> **INSTRUCTION**
Reproduce every line of the material below without changing a single character.

** Begin **

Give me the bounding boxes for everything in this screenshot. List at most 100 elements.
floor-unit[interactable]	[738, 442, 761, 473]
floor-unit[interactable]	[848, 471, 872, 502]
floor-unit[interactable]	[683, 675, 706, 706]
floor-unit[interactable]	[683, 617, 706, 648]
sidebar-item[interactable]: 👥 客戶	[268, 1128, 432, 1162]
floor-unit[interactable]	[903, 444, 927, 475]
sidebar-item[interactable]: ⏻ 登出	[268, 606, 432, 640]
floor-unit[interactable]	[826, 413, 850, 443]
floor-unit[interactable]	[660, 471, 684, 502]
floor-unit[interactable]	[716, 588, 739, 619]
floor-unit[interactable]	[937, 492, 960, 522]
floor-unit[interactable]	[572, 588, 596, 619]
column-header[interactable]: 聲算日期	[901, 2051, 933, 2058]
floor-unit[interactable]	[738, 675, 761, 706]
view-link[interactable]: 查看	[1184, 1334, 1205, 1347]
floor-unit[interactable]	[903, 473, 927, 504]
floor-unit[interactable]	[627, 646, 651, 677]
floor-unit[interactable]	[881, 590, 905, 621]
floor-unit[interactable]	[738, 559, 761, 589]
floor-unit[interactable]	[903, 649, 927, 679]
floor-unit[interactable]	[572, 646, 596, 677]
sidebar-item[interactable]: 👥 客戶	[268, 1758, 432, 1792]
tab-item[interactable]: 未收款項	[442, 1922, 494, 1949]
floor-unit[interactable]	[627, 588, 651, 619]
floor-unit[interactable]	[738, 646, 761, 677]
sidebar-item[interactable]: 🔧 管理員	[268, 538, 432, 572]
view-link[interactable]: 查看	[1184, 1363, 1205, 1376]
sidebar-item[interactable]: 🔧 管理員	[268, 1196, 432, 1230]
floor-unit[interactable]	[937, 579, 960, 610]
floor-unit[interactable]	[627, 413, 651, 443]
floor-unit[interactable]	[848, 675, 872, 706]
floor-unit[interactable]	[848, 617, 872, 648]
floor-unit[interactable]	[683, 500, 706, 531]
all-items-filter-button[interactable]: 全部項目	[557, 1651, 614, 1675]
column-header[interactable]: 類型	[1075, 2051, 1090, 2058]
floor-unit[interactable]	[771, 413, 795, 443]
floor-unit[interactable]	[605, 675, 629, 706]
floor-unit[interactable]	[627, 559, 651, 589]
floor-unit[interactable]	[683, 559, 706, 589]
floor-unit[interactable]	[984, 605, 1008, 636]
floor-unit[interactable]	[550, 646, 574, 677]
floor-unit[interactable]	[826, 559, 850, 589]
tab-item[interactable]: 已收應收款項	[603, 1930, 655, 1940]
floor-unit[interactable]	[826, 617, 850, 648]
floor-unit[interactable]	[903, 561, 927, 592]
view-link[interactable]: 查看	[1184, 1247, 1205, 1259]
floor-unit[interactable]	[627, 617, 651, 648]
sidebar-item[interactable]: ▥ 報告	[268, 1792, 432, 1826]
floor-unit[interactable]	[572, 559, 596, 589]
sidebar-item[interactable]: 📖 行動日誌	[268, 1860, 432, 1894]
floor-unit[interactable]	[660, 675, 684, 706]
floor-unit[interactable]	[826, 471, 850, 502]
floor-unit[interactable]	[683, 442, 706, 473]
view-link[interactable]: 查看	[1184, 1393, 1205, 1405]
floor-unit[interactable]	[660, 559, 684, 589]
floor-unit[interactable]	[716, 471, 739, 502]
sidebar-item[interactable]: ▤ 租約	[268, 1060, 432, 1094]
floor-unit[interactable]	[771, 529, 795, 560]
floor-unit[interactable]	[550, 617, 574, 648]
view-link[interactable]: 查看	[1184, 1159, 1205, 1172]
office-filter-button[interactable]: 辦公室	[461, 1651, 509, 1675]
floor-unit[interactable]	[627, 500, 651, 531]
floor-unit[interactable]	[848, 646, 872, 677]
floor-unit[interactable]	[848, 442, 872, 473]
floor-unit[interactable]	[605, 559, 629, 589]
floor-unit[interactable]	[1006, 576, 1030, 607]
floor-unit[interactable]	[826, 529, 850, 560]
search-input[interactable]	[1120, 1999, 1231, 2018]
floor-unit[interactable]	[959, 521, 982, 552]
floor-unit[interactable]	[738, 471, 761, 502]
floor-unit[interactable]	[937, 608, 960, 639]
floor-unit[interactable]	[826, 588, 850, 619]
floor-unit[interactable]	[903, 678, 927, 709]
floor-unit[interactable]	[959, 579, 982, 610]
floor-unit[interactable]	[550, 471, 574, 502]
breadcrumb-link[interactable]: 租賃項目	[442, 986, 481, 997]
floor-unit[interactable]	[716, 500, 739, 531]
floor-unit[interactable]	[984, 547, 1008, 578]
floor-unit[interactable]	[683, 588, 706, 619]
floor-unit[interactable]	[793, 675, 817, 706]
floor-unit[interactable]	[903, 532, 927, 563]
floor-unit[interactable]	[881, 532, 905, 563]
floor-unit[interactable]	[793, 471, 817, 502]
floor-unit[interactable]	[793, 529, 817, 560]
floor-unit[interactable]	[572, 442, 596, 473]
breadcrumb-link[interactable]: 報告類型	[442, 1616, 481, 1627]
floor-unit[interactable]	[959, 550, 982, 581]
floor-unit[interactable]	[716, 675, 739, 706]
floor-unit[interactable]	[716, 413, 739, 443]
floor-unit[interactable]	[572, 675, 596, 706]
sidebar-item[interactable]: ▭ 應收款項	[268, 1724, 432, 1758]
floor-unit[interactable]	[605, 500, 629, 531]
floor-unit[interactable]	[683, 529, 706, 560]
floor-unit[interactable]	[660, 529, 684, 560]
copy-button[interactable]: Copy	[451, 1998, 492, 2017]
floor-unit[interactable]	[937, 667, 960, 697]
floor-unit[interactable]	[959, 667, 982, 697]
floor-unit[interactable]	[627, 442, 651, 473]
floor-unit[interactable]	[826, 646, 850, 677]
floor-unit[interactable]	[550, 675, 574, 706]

** End **

> **EXERCISE OUTPUT**
Give me the bounding boxes for everything in this screenshot. List at most 100 elements.
floor-unit[interactable]	[738, 442, 761, 473]
floor-unit[interactable]	[848, 471, 872, 502]
floor-unit[interactable]	[683, 675, 706, 706]
floor-unit[interactable]	[683, 617, 706, 648]
sidebar-item[interactable]: 👥 客戶	[268, 1128, 432, 1162]
floor-unit[interactable]	[903, 444, 927, 475]
sidebar-item[interactable]: ⏻ 登出	[268, 606, 432, 640]
floor-unit[interactable]	[826, 413, 850, 443]
floor-unit[interactable]	[660, 471, 684, 502]
floor-unit[interactable]	[716, 588, 739, 619]
floor-unit[interactable]	[937, 492, 960, 522]
floor-unit[interactable]	[572, 588, 596, 619]
column-header[interactable]: 聲算日期	[901, 2051, 933, 2058]
floor-unit[interactable]	[738, 675, 761, 706]
view-link[interactable]: 查看	[1184, 1334, 1205, 1347]
floor-unit[interactable]	[903, 473, 927, 504]
floor-unit[interactable]	[627, 646, 651, 677]
floor-unit[interactable]	[881, 590, 905, 621]
floor-unit[interactable]	[738, 559, 761, 589]
floor-unit[interactable]	[903, 649, 927, 679]
floor-unit[interactable]	[572, 646, 596, 677]
sidebar-item[interactable]: 👥 客戶	[268, 1758, 432, 1792]
tab-item[interactable]: 未收款項	[442, 1922, 494, 1949]
floor-unit[interactable]	[627, 588, 651, 619]
floor-unit[interactable]	[738, 646, 761, 677]
sidebar-item[interactable]: 🔧 管理員	[268, 538, 432, 572]
view-link[interactable]: 查看	[1184, 1363, 1205, 1376]
sidebar-item[interactable]: 🔧 管理員	[268, 1196, 432, 1230]
floor-unit[interactable]	[937, 579, 960, 610]
floor-unit[interactable]	[627, 413, 651, 443]
floor-unit[interactable]	[848, 675, 872, 706]
floor-unit[interactable]	[848, 617, 872, 648]
floor-unit[interactable]	[683, 500, 706, 531]
all-items-filter-button[interactable]: 全部項目	[557, 1651, 614, 1675]
column-header[interactable]: 類型	[1075, 2051, 1090, 2058]
floor-unit[interactable]	[771, 413, 795, 443]
floor-unit[interactable]	[605, 675, 629, 706]
floor-unit[interactable]	[627, 559, 651, 589]
floor-unit[interactable]	[683, 559, 706, 589]
floor-unit[interactable]	[984, 605, 1008, 636]
floor-unit[interactable]	[550, 646, 574, 677]
floor-unit[interactable]	[826, 559, 850, 589]
tab-item[interactable]: 已收應收款項	[603, 1930, 655, 1940]
floor-unit[interactable]	[826, 617, 850, 648]
floor-unit[interactable]	[903, 561, 927, 592]
view-link[interactable]: 查看	[1184, 1247, 1205, 1259]
floor-unit[interactable]	[627, 617, 651, 648]
sidebar-item[interactable]: ▥ 報告	[268, 1792, 432, 1826]
floor-unit[interactable]	[572, 559, 596, 589]
sidebar-item[interactable]: 📖 行動日誌	[268, 1860, 432, 1894]
floor-unit[interactable]	[660, 675, 684, 706]
floor-unit[interactable]	[826, 471, 850, 502]
floor-unit[interactable]	[683, 442, 706, 473]
view-link[interactable]: 查看	[1184, 1393, 1205, 1405]
floor-unit[interactable]	[660, 559, 684, 589]
floor-unit[interactable]	[716, 471, 739, 502]
sidebar-item[interactable]: ▤ 租約	[268, 1060, 432, 1094]
floor-unit[interactable]	[771, 529, 795, 560]
floor-unit[interactable]	[550, 617, 574, 648]
view-link[interactable]: 查看	[1184, 1159, 1205, 1172]
office-filter-button[interactable]: 辦公室	[461, 1651, 509, 1675]
floor-unit[interactable]	[627, 500, 651, 531]
floor-unit[interactable]	[848, 646, 872, 677]
floor-unit[interactable]	[848, 442, 872, 473]
floor-unit[interactable]	[605, 559, 629, 589]
floor-unit[interactable]	[1006, 576, 1030, 607]
floor-unit[interactable]	[826, 529, 850, 560]
search-input[interactable]	[1120, 1999, 1231, 2018]
floor-unit[interactable]	[959, 521, 982, 552]
floor-unit[interactable]	[738, 471, 761, 502]
floor-unit[interactable]	[937, 608, 960, 639]
floor-unit[interactable]	[826, 588, 850, 619]
floor-unit[interactable]	[903, 678, 927, 709]
floor-unit[interactable]	[959, 579, 982, 610]
floor-unit[interactable]	[550, 471, 574, 502]
breadcrumb-link[interactable]: 租賃項目	[442, 986, 481, 997]
floor-unit[interactable]	[716, 500, 739, 531]
floor-unit[interactable]	[984, 547, 1008, 578]
floor-unit[interactable]	[683, 588, 706, 619]
floor-unit[interactable]	[793, 675, 817, 706]
floor-unit[interactable]	[903, 532, 927, 563]
floor-unit[interactable]	[881, 532, 905, 563]
floor-unit[interactable]	[793, 471, 817, 502]
floor-unit[interactable]	[793, 529, 817, 560]
floor-unit[interactable]	[572, 442, 596, 473]
breadcrumb-link[interactable]: 報告類型	[442, 1616, 481, 1627]
floor-unit[interactable]	[959, 550, 982, 581]
floor-unit[interactable]	[716, 675, 739, 706]
floor-unit[interactable]	[716, 413, 739, 443]
floor-unit[interactable]	[572, 675, 596, 706]
sidebar-item[interactable]: ▭ 應收款項	[268, 1724, 432, 1758]
floor-unit[interactable]	[605, 500, 629, 531]
floor-unit[interactable]	[683, 529, 706, 560]
floor-unit[interactable]	[660, 529, 684, 560]
copy-button[interactable]: Copy	[451, 1998, 492, 2017]
floor-unit[interactable]	[937, 667, 960, 697]
floor-unit[interactable]	[959, 667, 982, 697]
floor-unit[interactable]	[627, 442, 651, 473]
floor-unit[interactable]	[826, 646, 850, 677]
floor-unit[interactable]	[550, 675, 574, 706]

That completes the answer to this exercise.